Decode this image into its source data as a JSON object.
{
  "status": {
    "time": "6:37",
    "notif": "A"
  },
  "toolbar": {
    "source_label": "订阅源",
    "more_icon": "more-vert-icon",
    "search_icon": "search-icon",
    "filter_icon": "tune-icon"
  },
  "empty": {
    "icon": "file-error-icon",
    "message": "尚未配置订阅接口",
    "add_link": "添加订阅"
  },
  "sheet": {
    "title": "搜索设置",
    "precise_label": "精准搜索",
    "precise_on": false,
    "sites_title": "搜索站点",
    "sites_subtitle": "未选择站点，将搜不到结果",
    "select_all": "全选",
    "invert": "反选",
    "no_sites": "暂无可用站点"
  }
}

**YOUR GOAL:** From the records above, extract everything verbatim.

**RESPONSE FOR THIS EXERCISE:**
Decode this image into its source data as a JSON object.
{
  "status": {
    "time": "6:37",
    "notif": "A"
  },
  "toolbar": {
    "source_label": "订阅源",
    "more_icon": "more-vert-icon",
    "search_icon": "search-icon",
    "filter_icon": "tune-icon"
  },
  "empty": {
    "icon": "file-error-icon",
    "message": "尚未配置订阅接口",
    "add_link": "添加订阅"
  },
  "sheet": {
    "title": "搜索设置",
    "precise_label": "精准搜索",
    "precise_on": false,
    "sites_title": "搜索站点",
    "sites_subtitle": "未选择站点，将搜不到结果",
    "select_all": "全选",
    "invert": "反选",
    "no_sites": "暂无可用站点"
  }
}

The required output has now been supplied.